**Source:**
Re: The Green and Gold Roads to Open Access

From: Stevan Harnad <harnad_at_ecs.soton.ac.uk>
Date: Wed, 5 Nov 2003 16:13:10 +0000

Dear Katie Mantell:

As you requested, I have transmitted widely your announcement about
SciDevNet's coverage of open access:
http://www.scidev.net/ms/open_access/

As you also ask for my comments, Here they are:

(1) The SciDevNet's coverage is very helpful and welcome, but at the
moment it is *extremely* lop-sided, covering only one of the two roads
to open access -- open-access journal publication -- but not the other
road: open-access self-archiving of toll-access journal publications:
http://www.nature.com/nature/debates/e-access/Articles/harnad.html

(2) You do cite the Budapest Open Access Initiative (BOAI) but you do
not note that the BOAI consists of *two* open-access strategies, of
which the second (BOAI-2) is open-access journal publication but the
first (BOAI-1) is open-access self-archiving:
http://www.soros.org/openaccess/read.shtml

(3) This is an important omission, because in actual numbers, open-access
self-archiving is generating far more open access articles per year than
open-access journal-publishing, and open-access via this road is also
able to grow much sooner and faster. In fact, in all likelihood, the
"green" road of open-access self-archiving is itself also the surest
way to reach the "golden" road of open-access journal-publishing!

http://www.ecs.soton.ac.uk/~harnad/Temp/self-archiving_files/Slide0026.gif
http://www.ecs.soton.ac.uk/~harnad/Temp/self-archiving_files/Slide0021.gif
http://www.ecs.soton.ac.uk/~harnad/Temp/self-archiving_files/Slide0024.gif
http://www.ecs.soton.ac.uk/~harnad/Temp/self-archiving_files/Slide0028.gif
http://www.ecs.soton.ac.uk/~harnad/Temp/self-archiving_files/Slide0022.gif
http://www.ecs.soton.ac.uk/~harnad/Temp/self-archiving_files/Slide0030.gif

Complete series:
http://www.ecs.soton.ac.uk/~harnad/Temp/self-archiving.htm
or
http://www.ecs.soton.ac.uk/~harnad/Temp/self-archiving.ppt

(4) This is why it is so important not to represent "open-access" as
merely being synonymous with "open-access-publishing"!

**Given records:**
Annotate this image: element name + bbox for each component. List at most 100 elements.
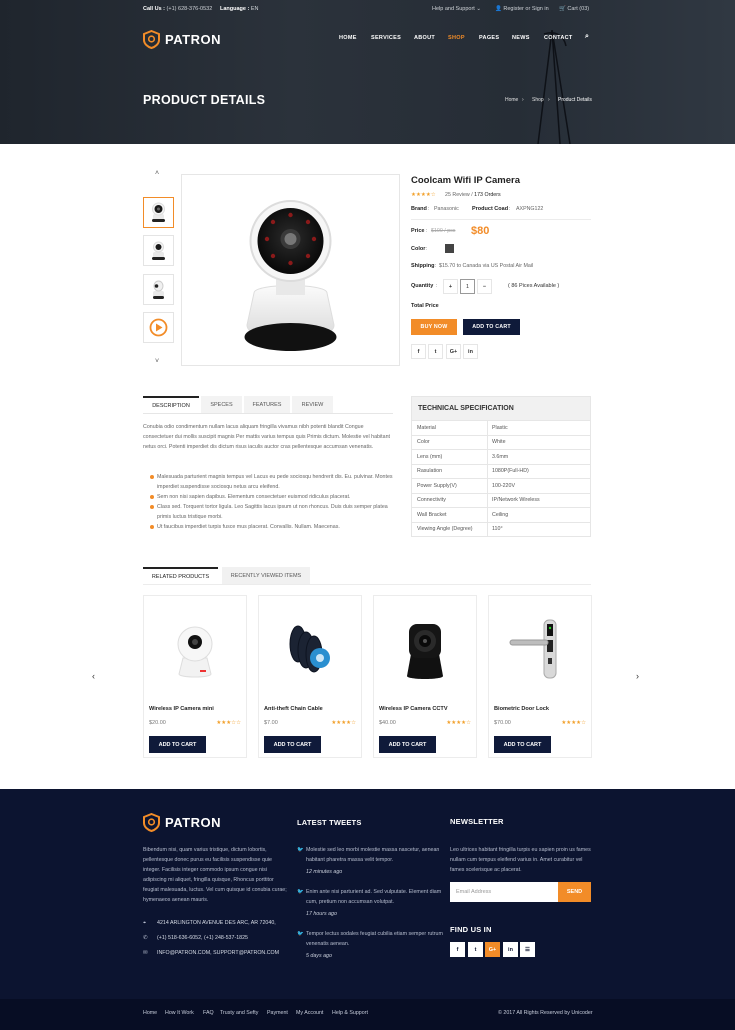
site-logo[interactable]: PATRON — [143, 29, 221, 49]
product-description: Conubia odio condimentum nullam lacus al… — [143, 424, 390, 450]
tab-description[interactable]: DESCRIPTION — [143, 396, 199, 413]
thumbnail-video[interactable] — [143, 312, 174, 343]
breadcrumb-current: Product Details — [558, 97, 592, 103]
thumbnail-2[interactable] — [143, 235, 174, 266]
breadcrumb-shop[interactable]: Shop — [532, 97, 544, 103]
feature-bullet: Malesuada parturient magnis tempus vel L… — [150, 472, 400, 492]
cart-link[interactable]: 🛒 Cart (03) — [559, 6, 589, 12]
breadcrumb-home[interactable]: Home — [505, 97, 518, 103]
twitter-share-icon[interactable]: t — [428, 344, 443, 359]
code-separator: : — [509, 206, 511, 212]
twitter-icon[interactable]: t — [468, 942, 483, 957]
search-icon[interactable]: ⌕ — [585, 33, 589, 41]
thumbnail-3[interactable] — [143, 274, 174, 305]
tab-recently-viewed[interactable]: RECENTLY VIEWED ITEMS — [222, 567, 310, 584]
footer-link-account[interactable]: My Account — [296, 1010, 323, 1016]
product-card[interactable]: Wireless IP Camera CCTV $40.00 ★★★★☆ ADD… — [373, 595, 477, 758]
product-card[interactable]: Biometric Door Lock $70.00 ★★★★☆ ADD TO … — [488, 595, 592, 758]
help-support-menu[interactable]: Help and Support ⌄ — [432, 6, 481, 12]
shipping-label: Shipping — [411, 263, 435, 269]
product-card-name[interactable]: Biometric Door Lock — [494, 706, 549, 712]
mini-camera-image — [177, 626, 213, 677]
newsletter-send-button[interactable]: SEND — [558, 882, 591, 902]
linkedin-share-icon[interactable]: in — [463, 344, 478, 359]
tab-review[interactable]: REVIEW — [292, 396, 333, 413]
nav-home[interactable]: HOME — [339, 35, 357, 41]
newsletter-email-input[interactable]: Email Address — [450, 882, 558, 902]
nav-pages[interactable]: PAGES — [479, 35, 499, 41]
linkedin-icon[interactable]: in — [503, 942, 518, 957]
color-swatch-dark[interactable] — [445, 244, 454, 253]
facebook-icon[interactable]: f — [450, 942, 465, 957]
stock-availability: ( 86 Pices Available ) — [508, 283, 560, 289]
footer-link-trust[interactable]: Trusty and Sefty — [220, 1010, 258, 1016]
twitter-bird-icon: 🐦 — [297, 889, 304, 895]
camera-thumbnail-image — [153, 280, 164, 299]
tab-features[interactable]: FEATURES — [244, 396, 290, 413]
nav-about[interactable]: ABOUT — [414, 35, 435, 41]
thumb-up-arrow-icon[interactable]: ˄ — [155, 170, 159, 177]
facebook-share-icon[interactable]: f — [411, 344, 426, 359]
newsletter-text: Leo ultrices habitant fringilla turpis e… — [450, 847, 591, 873]
product-card-rating: ★★★★☆ — [561, 720, 586, 726]
thumb-down-arrow-icon[interactable]: ˅ — [155, 358, 159, 365]
footer-link-how-it-work[interactable]: How It Work — [165, 1010, 194, 1016]
language-selector[interactable]: Language : EN — [220, 6, 259, 12]
footer-email: INFO@PATRON.COM, SUPPORT@PATRON.COM — [157, 950, 280, 956]
product-card-rating: ★★★☆☆ — [216, 720, 241, 726]
footer-link-help[interactable]: Help & Support — [332, 1010, 368, 1016]
shipping-value: $15.70 to Canada via US Postal Air Mail — [439, 263, 534, 269]
tab-related-products[interactable]: RELATED PRODUCTS — [143, 567, 218, 584]
product-code-value: AXPNG122 — [516, 206, 544, 212]
latest-tweets-heading: LATEST TWEETS — [297, 818, 362, 827]
chevron-right-icon: › — [522, 97, 524, 103]
add-to-cart-button[interactable]: ADD TO CART — [264, 736, 321, 753]
product-card[interactable]: Anti-theft Chain Cable $7.00 ★★★★☆ ADD T… — [258, 595, 362, 758]
door-lock-image — [509, 619, 557, 678]
add-to-cart-button[interactable]: ADD TO CART — [463, 319, 520, 335]
add-to-cart-button[interactable]: ADD TO CART — [494, 736, 551, 753]
twitter-bird-icon: 🐦 — [297, 931, 304, 937]
spec-row: Viewing Angle (Degree) 110° — [412, 521, 590, 536]
quantity-decrease-button[interactable]: + — [443, 279, 458, 294]
add-to-cart-button[interactable]: ADD TO CART — [149, 736, 206, 753]
product-card-image — [144, 596, 246, 701]
product-card-name[interactable]: Anti-theft Chain Cable — [264, 706, 323, 712]
nav-services[interactable]: SERVICES — [371, 35, 401, 41]
account-link[interactable]: 👤 Register or Sign in — [495, 6, 549, 12]
product-card-name[interactable]: Wireless IP Camera mini — [149, 706, 214, 712]
footer-link-home[interactable]: Home — [143, 1010, 157, 1016]
review-count[interactable]: 25 Review / 173 Orders — [445, 192, 501, 198]
product-card[interactable]: Wireless IP Camera mini $20.00 ★★★☆☆ ADD… — [143, 595, 247, 758]
nav-contact[interactable]: CONTACT — [544, 35, 573, 41]
nav-news[interactable]: NEWS — [512, 35, 530, 41]
call-us: Call Us : (+1) 628-376-0532 — [143, 6, 213, 12]
rss-icon[interactable]: ☰ — [520, 942, 535, 957]
footer-link-payment[interactable]: Payment — [267, 1010, 288, 1016]
google-plus-share-icon[interactable]: G+ — [446, 344, 461, 359]
product-card-name[interactable]: Wireless IP Camera CCTV — [379, 706, 448, 712]
footer-phone: (+1) 518-636-6052, (+1) 248-537-1825 — [157, 935, 248, 941]
quantity-label: Quantity — [411, 283, 434, 289]
footer-logo[interactable]: PATRON — [143, 812, 221, 832]
spec-row: Rasulation 1080P(Full-HD) — [412, 463, 590, 478]
product-card-price: $7.00 — [264, 720, 278, 726]
add-to-cart-button[interactable]: ADD TO CART — [379, 736, 436, 753]
quantity-increase-button[interactable]: − — [477, 279, 492, 294]
total-price-label: Total Price — [411, 303, 439, 309]
camera-thumbnail-image — [152, 241, 165, 260]
carousel-prev-icon[interactable]: ‹ — [92, 671, 95, 681]
google-plus-icon[interactable]: G+ — [485, 942, 500, 957]
footer-link-faq[interactable]: FAQ — [203, 1010, 214, 1016]
divider — [411, 219, 591, 220]
buy-now-button[interactable]: BUY NOW — [411, 319, 457, 335]
site-footer — [0, 789, 735, 1030]
thumbnail-1[interactable] — [143, 197, 174, 228]
twitter-bird-icon: 🐦 — [297, 847, 304, 853]
quantity-input[interactable]: 1 — [460, 279, 475, 294]
tab-speces[interactable]: SPECES — [201, 396, 242, 413]
header-background — [0, 0, 735, 144]
carousel-next-icon[interactable]: › — [636, 671, 639, 681]
page-title: PRODUCT DETAILS — [143, 93, 266, 107]
nav-shop[interactable]: SHOP — [448, 35, 465, 41]
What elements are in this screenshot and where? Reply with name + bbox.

**Parts of the exercise:**
**a)** Write out the passage of the open access letter that begins at the words "(2) You do cite" and stops after the words "of open-access journal-publishing!".
**b)** In the open access letter, which of the two BOAI strategies is open-access self-archiving?
**c)** For each statement, say whether it agrees with the open access letter, and quote the deciding words: (i) SciDevNet's coverage treats both roads to open access. (ii) Open-access self-archiving is called the "green" road. (iii) Open-access journal publishing produces more open access articles per year than self-archiving.

**Final results:**
**a)**
(2) You do cite the Budapest Open Access Initiative (BOAI) but you do
not note that the BOAI consists of *two* open-access strategies, of
which the second (BOAI-2) is open-access journal publication but the
first (BOAI-1) is open-access self-archiving:
http://www.soros.org/openaccess/read.shtml

(3) This is an important omission, because in actual numbers, open-access
self-archiving is generating far more open access articles per year than
open-access journal-publishing, and open-access via this road is also
able to grow much sooner and faster. In fact, in all likelihood, the
"green" road of open-access self-archiving is itself also the surest
way to reach the "golden" road of open-access journal-publishing!

**b)** The first strategy, BOAI-1.

**c)**
(i) No: "covering only one of the two roads to open access"
(ii) Yes: "the "green" road of open-access self-archiving"
(iii) No: "open-access self-archiving is generating far more open access articles per year than open-access journal-publishing"